__WORK TO BE COMPLETED__:
All of the data should be output character for character, except the pictures.
─── DATA SHOWN
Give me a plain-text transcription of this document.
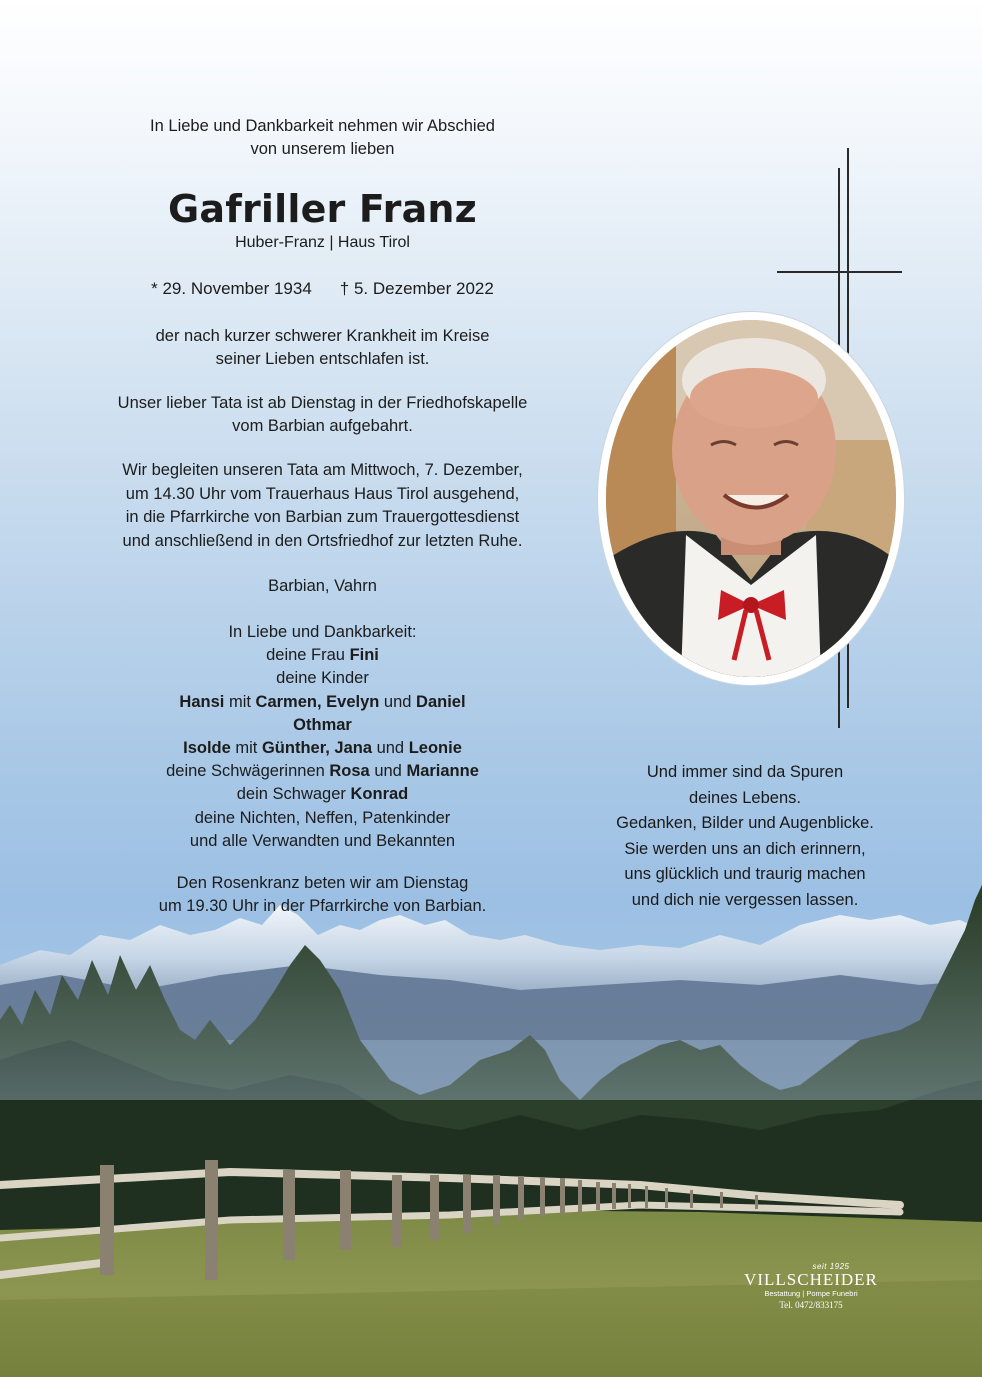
In Liebe und Dankbarkeit nehmen wir Abschied
von unserem lieben
Gafriller Franz
Huber-Franz | Haus Tirol
* 29. November 1934 † 5. Dezember 2022
der nach kurzer schwerer Krankheit im Kreise
seiner Lieben entschlafen ist.
Unser lieber Tata ist ab Dienstag in der Friedhofskapelle
vom Barbian aufgebahrt.
Wir begleiten unseren Tata am Mittwoch, 7. Dezember,
um 14.30 Uhr vom Trauerhaus Haus Tirol ausgehend,
in die Pfarrkirche von Barbian zum Trauergottesdienst
und anschließend in den Ortsfriedhof zur letzten Ruhe.
Barbian, Vahrn
In Liebe und Dankbarkeit:
deine Frau Fini
deine Kinder
Hansi mit Carmen, Evelyn und Daniel
Othmar
Isolde mit Günther, Jana und Leonie
deine Schwägerinnen Rosa und Marianne
dein Schwager Konrad
deine Nichten, Neffen, Patenkinder
und alle Verwandten und Bekannten
Den Rosenkranz beten wir am Dienstag
um 19.30 Uhr in der Pfarrkirche von Barbian.
Und immer sind da Spuren
deines Lebens.
Gedanken, Bilder und Augenblicke.
Sie werden uns an dich erinnern,
uns glücklich und traurig machen
und dich nie vergessen lassen.
seit 1925
VILLSCHEIDER
Bestattung | Pompe Funebri
Tel. 0472/833175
──────
__REPLY__:
Give me a plain-text transcription of this document.
In Liebe und Dankbarkeit nehmen wir Abschied
von unserem lieben
Gafriller Franz
Huber-Franz | Haus Tirol
* 29. November 1934 † 5. Dezember 2022
der nach kurzer schwerer Krankheit im Kreise
seiner Lieben entschlafen ist.
Unser lieber Tata ist ab Dienstag in der Friedhofskapelle
vom Barbian aufgebahrt.
Wir begleiten unseren Tata am Mittwoch, 7. Dezember,
um 14.30 Uhr vom Trauerhaus Haus Tirol ausgehend,
in die Pfarrkirche von Barbian zum Trauergottesdienst
und anschließend in den Ortsfriedhof zur letzten Ruhe.
Barbian, Vahrn
In Liebe und Dankbarkeit:
deine Frau Fini
deine Kinder
Hansi mit Carmen, Evelyn und Daniel
Othmar
Isolde mit Günther, Jana und Leonie
deine Schwägerinnen Rosa und Marianne
dein Schwager Konrad
deine Nichten, Neffen, Patenkinder
und alle Verwandten und Bekannten
Den Rosenkranz beten wir am Dienstag
um 19.30 Uhr in der Pfarrkirche von Barbian.
Und immer sind da Spuren
deines Lebens.
Gedanken, Bilder und Augenblicke.
Sie werden uns an dich erinnern,
uns glücklich und traurig machen
und dich nie vergessen lassen.
seit 1925
VILLSCHEIDER
Bestattung | Pompe Funebri
Tel. 0472/833175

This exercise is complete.